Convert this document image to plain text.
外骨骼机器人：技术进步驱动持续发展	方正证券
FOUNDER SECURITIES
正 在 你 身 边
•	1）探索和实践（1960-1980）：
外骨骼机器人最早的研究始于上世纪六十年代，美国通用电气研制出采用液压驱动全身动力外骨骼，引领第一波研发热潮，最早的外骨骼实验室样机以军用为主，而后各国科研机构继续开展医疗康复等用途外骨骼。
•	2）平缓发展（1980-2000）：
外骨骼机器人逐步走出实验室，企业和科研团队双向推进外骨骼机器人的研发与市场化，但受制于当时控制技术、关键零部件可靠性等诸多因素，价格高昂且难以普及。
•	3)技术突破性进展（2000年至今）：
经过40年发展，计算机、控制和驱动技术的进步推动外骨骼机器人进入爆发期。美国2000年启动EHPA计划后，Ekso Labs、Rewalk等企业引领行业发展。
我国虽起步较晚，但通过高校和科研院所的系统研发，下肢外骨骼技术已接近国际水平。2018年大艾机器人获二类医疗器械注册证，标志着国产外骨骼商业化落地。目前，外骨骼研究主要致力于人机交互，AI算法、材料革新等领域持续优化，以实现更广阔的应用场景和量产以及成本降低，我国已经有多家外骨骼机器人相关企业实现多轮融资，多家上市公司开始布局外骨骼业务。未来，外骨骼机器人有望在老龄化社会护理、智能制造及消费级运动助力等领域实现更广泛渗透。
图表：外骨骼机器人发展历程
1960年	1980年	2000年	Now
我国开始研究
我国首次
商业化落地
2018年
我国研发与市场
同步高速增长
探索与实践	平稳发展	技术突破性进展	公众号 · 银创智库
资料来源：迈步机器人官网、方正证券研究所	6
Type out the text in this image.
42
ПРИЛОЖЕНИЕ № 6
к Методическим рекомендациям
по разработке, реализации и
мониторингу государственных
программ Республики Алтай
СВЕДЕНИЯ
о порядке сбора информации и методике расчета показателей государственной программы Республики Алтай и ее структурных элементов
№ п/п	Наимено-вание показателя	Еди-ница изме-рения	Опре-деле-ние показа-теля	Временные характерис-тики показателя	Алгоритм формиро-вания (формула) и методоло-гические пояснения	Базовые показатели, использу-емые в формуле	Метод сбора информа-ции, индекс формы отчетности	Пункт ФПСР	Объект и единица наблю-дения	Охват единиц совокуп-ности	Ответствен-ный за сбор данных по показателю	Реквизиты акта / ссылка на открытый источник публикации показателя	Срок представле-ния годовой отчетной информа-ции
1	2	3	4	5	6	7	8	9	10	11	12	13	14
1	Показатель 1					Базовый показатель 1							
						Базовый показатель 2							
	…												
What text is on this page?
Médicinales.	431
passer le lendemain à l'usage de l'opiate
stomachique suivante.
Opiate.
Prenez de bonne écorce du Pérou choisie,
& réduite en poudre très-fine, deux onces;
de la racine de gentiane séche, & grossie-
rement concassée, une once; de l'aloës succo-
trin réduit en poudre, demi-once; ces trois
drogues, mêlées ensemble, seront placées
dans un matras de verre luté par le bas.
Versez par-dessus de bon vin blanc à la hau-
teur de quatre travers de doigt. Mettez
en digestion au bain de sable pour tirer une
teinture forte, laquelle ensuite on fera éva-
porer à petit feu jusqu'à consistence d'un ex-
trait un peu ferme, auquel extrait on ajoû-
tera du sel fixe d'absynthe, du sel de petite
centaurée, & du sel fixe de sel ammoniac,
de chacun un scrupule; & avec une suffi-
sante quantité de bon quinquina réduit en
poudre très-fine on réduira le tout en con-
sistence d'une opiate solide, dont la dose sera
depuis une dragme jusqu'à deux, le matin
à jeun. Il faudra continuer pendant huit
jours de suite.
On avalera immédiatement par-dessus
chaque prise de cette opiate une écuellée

____

» **INSTRUCTIONS TO FOLLOW**
Across the material above, count every line holding "Алтай" and write down only the number.

» **COMPLETE RESPONSE**
2